** START OF MATERIALS PROVIDED **

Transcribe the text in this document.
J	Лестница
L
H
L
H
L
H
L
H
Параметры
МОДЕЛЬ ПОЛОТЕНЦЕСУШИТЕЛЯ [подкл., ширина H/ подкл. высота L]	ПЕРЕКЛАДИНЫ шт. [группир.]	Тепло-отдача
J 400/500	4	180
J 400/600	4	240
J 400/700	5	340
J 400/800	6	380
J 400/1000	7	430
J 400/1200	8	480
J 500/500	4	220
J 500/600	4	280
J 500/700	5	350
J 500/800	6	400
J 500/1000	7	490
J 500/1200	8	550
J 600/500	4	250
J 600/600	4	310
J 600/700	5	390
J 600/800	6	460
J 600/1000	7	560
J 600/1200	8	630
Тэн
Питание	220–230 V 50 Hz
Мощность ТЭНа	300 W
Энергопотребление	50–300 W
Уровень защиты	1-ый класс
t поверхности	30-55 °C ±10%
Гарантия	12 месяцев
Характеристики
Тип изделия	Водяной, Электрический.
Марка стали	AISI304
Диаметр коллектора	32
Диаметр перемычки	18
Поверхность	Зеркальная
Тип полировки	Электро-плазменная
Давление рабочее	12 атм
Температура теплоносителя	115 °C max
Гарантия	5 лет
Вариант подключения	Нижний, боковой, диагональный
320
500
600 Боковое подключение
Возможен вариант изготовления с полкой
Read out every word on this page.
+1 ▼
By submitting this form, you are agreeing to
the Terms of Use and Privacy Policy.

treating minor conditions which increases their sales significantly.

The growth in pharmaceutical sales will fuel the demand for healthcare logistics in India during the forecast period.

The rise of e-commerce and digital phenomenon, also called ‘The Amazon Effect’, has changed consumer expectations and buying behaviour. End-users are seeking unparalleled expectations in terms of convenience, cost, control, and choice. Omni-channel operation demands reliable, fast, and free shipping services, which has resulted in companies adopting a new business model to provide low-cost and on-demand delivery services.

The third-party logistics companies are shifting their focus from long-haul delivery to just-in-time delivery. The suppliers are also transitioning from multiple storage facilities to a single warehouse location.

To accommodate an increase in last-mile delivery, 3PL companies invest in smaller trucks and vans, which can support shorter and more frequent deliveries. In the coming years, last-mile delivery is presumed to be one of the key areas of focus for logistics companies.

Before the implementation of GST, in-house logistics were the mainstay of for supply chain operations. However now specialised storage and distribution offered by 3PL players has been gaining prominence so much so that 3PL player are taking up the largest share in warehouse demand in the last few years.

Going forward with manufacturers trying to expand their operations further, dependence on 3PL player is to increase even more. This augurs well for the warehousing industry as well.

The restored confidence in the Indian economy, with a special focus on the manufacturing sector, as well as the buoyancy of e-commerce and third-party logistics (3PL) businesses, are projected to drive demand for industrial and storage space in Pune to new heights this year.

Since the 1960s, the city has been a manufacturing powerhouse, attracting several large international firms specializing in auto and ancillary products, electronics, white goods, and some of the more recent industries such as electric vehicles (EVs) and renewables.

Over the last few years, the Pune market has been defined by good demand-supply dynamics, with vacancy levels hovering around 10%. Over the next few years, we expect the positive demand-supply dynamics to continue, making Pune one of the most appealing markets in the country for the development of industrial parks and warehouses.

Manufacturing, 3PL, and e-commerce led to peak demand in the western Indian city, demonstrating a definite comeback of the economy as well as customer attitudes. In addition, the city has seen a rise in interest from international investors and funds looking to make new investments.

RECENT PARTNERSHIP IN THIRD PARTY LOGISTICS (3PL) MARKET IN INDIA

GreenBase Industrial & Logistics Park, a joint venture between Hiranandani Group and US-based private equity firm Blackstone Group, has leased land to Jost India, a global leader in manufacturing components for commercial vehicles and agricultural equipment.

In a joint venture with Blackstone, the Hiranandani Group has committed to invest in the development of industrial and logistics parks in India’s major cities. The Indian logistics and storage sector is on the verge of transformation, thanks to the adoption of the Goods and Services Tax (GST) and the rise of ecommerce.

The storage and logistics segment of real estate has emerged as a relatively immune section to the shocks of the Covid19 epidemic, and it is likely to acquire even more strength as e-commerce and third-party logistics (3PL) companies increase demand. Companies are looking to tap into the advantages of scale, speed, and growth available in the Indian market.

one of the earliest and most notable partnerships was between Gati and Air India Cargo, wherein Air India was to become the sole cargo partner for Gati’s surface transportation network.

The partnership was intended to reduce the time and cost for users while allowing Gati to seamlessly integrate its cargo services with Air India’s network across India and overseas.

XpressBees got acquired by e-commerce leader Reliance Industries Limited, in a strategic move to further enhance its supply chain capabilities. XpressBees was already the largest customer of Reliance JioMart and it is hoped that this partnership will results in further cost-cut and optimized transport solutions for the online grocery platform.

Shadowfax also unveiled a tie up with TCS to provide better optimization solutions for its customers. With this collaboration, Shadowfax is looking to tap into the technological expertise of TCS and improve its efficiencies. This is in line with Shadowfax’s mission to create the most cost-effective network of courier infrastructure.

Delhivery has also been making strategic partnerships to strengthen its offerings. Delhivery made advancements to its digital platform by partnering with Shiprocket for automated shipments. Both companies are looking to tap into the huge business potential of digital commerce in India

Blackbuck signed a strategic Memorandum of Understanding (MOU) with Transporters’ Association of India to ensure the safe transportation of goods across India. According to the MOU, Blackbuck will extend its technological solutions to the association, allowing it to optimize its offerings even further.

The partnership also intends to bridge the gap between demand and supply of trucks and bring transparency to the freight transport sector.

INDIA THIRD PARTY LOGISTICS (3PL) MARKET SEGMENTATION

** END OF MATERIALS PROVIDED **

• _TASK TO CARRY OUT_: Determine how many lines of the listing above include the word "Диаметр", and report that number only.

• _EXERCISE ANSWER_: 2